--- Extracted records ---

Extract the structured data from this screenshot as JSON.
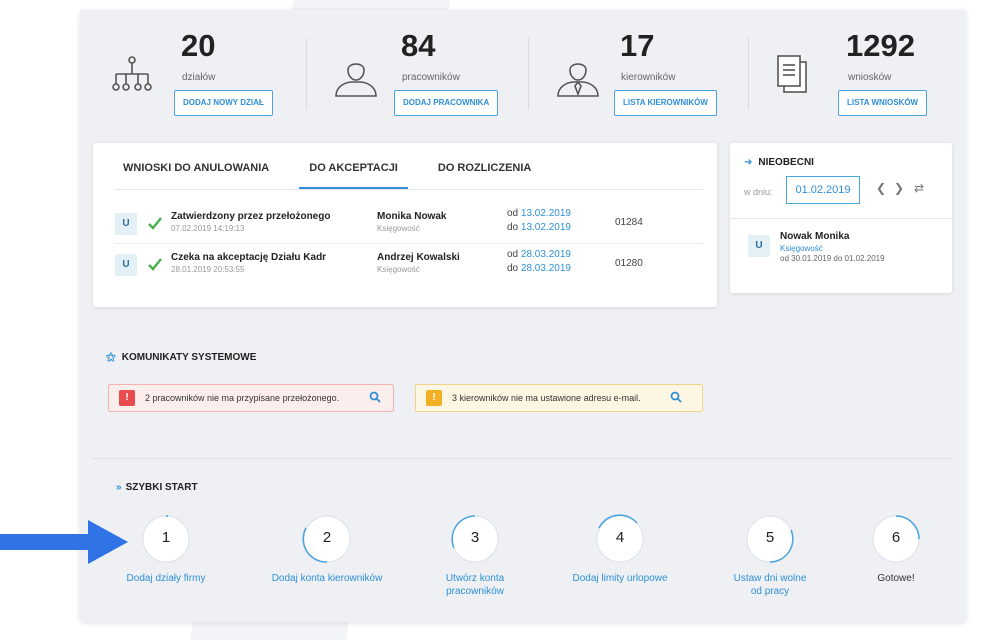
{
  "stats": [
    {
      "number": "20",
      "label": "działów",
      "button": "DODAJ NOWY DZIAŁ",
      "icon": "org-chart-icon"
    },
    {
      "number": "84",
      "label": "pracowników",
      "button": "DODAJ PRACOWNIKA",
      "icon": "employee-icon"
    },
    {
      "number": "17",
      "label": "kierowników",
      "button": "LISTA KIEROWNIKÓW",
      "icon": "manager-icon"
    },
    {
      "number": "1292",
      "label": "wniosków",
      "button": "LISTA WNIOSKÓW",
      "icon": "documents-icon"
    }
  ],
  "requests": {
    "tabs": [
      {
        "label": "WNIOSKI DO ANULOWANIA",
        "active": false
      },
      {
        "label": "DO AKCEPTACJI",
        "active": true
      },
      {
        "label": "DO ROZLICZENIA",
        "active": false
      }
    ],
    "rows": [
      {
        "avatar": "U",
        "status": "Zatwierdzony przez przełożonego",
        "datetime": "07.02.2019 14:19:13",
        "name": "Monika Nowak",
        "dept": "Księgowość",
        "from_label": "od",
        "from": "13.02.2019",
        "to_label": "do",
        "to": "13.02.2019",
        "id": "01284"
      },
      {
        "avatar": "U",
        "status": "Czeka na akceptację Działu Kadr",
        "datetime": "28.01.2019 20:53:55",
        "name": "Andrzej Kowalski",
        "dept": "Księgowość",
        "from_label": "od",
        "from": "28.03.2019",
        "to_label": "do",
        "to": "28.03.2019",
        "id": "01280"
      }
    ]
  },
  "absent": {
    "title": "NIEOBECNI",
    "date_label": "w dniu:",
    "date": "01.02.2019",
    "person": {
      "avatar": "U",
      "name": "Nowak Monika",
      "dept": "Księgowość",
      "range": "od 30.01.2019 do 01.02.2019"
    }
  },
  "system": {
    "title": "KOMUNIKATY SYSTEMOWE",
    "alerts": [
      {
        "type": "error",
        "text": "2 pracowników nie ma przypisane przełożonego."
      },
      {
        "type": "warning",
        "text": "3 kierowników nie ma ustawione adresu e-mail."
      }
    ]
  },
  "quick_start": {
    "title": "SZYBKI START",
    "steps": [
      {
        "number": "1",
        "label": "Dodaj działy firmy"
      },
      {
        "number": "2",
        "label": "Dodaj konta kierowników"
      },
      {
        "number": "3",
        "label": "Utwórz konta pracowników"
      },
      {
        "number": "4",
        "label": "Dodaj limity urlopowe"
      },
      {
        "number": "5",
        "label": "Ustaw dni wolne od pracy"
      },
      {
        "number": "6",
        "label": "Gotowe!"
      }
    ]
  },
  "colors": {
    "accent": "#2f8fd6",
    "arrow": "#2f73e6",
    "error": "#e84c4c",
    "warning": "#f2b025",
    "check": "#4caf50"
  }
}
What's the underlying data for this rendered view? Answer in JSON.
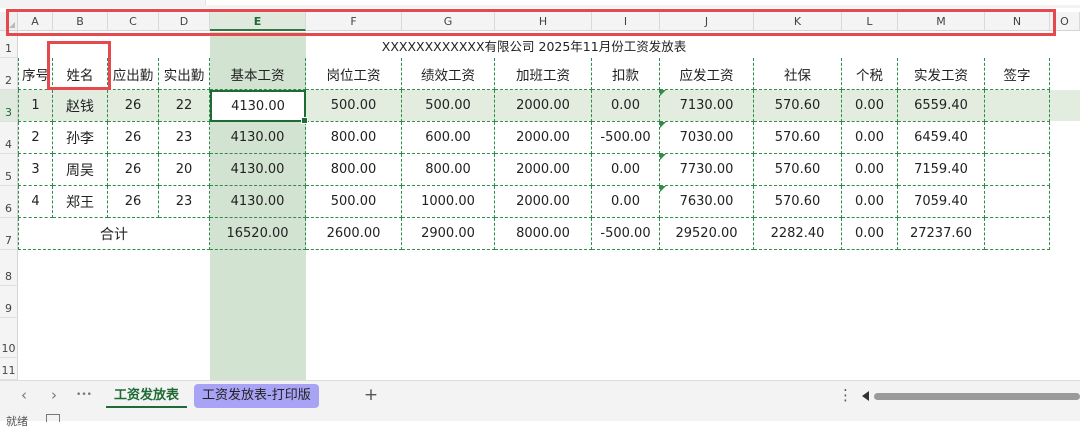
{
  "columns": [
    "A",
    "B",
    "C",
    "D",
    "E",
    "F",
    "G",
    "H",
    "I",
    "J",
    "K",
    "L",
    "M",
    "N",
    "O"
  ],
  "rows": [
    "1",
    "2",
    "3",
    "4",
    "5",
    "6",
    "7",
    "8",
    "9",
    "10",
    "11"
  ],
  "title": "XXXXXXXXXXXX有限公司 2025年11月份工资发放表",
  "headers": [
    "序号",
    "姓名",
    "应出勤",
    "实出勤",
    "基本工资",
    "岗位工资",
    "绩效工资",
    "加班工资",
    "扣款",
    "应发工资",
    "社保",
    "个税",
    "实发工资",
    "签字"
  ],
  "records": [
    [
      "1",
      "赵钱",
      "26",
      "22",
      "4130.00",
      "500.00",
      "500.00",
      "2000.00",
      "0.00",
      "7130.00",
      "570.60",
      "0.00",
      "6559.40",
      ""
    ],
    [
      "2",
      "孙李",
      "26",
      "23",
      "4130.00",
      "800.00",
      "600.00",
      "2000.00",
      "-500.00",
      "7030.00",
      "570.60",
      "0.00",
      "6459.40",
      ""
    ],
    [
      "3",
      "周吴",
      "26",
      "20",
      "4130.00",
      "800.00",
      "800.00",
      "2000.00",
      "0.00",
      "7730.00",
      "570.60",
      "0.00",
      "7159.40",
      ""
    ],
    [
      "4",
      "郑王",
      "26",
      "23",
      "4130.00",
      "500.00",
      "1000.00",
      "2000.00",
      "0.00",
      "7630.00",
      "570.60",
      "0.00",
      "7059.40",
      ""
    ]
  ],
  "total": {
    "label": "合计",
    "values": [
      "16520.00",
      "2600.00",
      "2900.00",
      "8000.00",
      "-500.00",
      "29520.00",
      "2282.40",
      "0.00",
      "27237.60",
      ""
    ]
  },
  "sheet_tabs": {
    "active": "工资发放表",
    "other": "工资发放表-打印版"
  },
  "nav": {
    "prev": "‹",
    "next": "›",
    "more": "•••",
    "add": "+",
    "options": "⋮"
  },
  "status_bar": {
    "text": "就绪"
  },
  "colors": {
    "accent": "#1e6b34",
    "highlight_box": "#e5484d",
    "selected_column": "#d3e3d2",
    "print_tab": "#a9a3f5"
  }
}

---

■ **What you should do**
Identify every line above that includes the word "data", and show those lines.

■ **Expected answer**
Extract the structured data from this screenshot as JSON.
What's the underlying data for this rendered view? Answer in JSON.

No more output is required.